-- Page excerpt start --
Category Archives: 64th Illinois Infantry

1862: David M. Moore to his Sister

Lt. David M. Moore, Co. A, 64th Illinois Infantry

The following letter was written by David M. Moore (1833-1907), the 29 year-old son of Samuel Moore (1802-1863) and Jane Mariah McGaughey (1810-1887) of LaSalle county, Illinois.

David enlisted on 25 September 1861 at Waltham, Illinois, and was mustered into Co. A, 64th Illinois Infantry—“Yate’s Sharpshooters”—as a sergeant in November 1861. He was later commissioned a 2nd Lieutenant of the same company and survived the war.

David’s letter was addressed to one of his sisters. It contains content describing the actions of the 64th Illinois at the Battle of New Madrid, Missouri, and Island Number 10. Specifically, on 12 March 1862, four companies of the regiment including Co. A, conducted a night attack on the Confederate right, driving back their pickets and drawing attention away from other units. They then were tasked with supporting the large siege guns below New Madrid as Union forces captured the town.

T R A N S C R I P T I O N

Camp near new Madrid, Missouri
Thursday, March 27, 1862

My dear Sister,

I received your welcome letter this forenoon. I was laying in my tent reading over some old letters I had and it surprised me some when I broke it open and found it was from you. I believe this is the first letter I ever received from you. And this will make the first one I ever wrote to you. And I will try to write to you as long a one as I can to you but I won’t promise to fill up this whole sheet, but will do the best I can.
-- Page excerpt end --
◆ Tasks to carry out ◆
1. According to the page about David M. Moore, on what date did he enlist?
2. Carry David M. Moore's 1862 letter to his sister forward from its last sentence.
The lines placed after the text are not needed here.
-- Provided information start --
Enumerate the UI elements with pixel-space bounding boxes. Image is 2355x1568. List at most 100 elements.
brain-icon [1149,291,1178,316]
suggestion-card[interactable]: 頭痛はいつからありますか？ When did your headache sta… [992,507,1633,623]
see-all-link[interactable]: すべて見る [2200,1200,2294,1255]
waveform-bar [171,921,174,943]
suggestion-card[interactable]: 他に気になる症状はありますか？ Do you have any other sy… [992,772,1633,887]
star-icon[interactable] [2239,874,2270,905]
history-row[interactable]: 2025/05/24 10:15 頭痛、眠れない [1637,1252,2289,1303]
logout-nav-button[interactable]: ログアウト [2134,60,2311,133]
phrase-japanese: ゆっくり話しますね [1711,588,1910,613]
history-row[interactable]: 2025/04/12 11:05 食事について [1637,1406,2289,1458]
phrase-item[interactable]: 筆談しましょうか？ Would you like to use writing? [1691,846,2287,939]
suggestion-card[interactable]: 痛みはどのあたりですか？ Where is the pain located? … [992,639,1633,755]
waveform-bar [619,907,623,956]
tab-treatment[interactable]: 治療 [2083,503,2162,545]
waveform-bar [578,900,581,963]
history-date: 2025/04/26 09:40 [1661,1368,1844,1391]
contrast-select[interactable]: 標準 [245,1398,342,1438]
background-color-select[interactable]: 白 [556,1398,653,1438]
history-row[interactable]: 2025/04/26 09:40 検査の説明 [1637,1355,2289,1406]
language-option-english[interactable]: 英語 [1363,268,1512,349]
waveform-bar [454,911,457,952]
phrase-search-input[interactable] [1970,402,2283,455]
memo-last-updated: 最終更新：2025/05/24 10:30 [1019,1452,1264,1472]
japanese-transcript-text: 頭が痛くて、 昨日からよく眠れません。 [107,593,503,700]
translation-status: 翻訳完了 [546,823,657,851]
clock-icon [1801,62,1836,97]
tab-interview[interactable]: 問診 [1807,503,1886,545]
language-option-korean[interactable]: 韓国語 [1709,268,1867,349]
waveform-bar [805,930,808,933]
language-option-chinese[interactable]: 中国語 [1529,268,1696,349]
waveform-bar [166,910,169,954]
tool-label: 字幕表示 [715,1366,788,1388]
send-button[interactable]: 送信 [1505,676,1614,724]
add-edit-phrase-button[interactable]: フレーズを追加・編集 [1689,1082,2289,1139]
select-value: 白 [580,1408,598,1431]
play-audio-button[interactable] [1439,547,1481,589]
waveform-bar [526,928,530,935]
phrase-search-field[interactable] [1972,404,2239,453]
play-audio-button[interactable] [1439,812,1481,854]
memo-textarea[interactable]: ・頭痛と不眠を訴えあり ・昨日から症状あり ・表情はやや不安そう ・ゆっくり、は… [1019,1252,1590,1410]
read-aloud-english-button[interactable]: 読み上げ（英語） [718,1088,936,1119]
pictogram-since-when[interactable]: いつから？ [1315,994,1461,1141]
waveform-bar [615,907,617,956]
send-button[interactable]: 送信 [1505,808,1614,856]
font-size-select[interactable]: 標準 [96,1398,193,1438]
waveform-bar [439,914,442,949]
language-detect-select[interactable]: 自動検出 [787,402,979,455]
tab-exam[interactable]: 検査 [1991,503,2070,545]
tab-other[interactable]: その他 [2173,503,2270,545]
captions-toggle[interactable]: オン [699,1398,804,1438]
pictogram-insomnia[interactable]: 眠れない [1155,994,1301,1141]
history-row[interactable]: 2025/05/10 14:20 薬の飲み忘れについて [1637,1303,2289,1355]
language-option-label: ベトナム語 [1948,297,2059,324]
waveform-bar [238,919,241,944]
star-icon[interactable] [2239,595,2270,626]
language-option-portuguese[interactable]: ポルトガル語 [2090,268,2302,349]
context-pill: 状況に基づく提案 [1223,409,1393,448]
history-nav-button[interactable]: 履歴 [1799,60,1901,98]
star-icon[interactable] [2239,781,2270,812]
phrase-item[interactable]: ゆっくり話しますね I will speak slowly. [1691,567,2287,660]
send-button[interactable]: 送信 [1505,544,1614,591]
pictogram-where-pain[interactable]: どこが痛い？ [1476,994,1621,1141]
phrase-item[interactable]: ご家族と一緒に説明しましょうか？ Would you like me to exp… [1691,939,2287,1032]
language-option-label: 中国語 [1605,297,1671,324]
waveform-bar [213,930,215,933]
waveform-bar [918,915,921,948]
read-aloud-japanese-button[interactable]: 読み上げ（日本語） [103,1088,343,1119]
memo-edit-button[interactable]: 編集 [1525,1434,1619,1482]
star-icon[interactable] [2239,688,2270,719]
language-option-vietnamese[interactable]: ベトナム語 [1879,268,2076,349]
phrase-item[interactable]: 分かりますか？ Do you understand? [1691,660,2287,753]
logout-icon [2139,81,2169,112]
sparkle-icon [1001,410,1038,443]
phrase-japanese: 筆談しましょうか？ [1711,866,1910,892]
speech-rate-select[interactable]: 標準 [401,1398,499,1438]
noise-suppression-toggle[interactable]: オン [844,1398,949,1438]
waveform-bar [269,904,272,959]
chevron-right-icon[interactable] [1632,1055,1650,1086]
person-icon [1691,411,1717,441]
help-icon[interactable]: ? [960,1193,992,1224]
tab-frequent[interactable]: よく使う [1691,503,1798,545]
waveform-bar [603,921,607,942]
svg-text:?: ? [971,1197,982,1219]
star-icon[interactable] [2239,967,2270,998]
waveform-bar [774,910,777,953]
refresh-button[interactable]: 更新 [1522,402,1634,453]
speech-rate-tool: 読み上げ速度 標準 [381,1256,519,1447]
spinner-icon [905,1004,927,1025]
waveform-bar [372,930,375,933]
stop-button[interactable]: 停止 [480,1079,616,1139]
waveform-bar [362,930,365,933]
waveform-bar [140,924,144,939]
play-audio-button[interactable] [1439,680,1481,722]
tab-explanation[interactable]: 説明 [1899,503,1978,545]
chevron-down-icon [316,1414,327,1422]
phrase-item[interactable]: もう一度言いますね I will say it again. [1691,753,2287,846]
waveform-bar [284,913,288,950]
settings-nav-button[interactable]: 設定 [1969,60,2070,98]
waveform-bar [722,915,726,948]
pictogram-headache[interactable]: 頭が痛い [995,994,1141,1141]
-- Provided information end --
◆ The answers ◆
1. 25 September 1861

2.
In the first place. I thank the Lord I am well and have been enjoying good health ever since I left Cairo. I feel as well now as ever I have since I went into the service. I suppose you would like to know how I like the life of a soldier by this time. Well, I don’t like it very well nor never have since I left home, but I am becoming kind of reconciled to it now. I like active service a great deal better than I did laying around camp. There is not so much rowdiness among the boys. They lay down and go to sleep when night comes.

We are now down in the land of Secessia where nearly every man is a Rebel against Uncle Sam. In fact, there are scarcely anybody here but women and Negroes. There is a great many large plantation houses that are entirely deserted. They have left nearly all their furniture in their houses. Their horses and cattle and mules and hogs are all roaming over the country and starving to death. I never seen such destruction in all my life as this war makes. The country was ravaged by the rebel army and what is left, the union army take themselves. The country will not get [over] it for twenty years to come.

You will see that I made a mistake in commencing this letter on the wrong page but I guess you can make it out. You say you miss Poor Oliver at home. Well, I expect you do, for I know I do, but his troubles are all over now. His spirit has gone home to rest as he used to tell Henry and me when he was sick. He wanted to go home it was all he talked about. Well, we have all got the same narrow road to travel .and if we are only faithful to grace already given, we have the promise that we shall have a home in heaven that is a glorious and blessed promise. And it matters little whether we die amid the roar and din of a battlefield or at a calm and peaceful home in the land of peace. So as we live prepared to die, I feel that I love my savior. But I do not love him half as much as I want to. I feel that I am a very unprofitable servant. But I am still as determined as ever to die striving to do His blessed will. He has preserved me thus far through many privations and from the dangers of the battlefield.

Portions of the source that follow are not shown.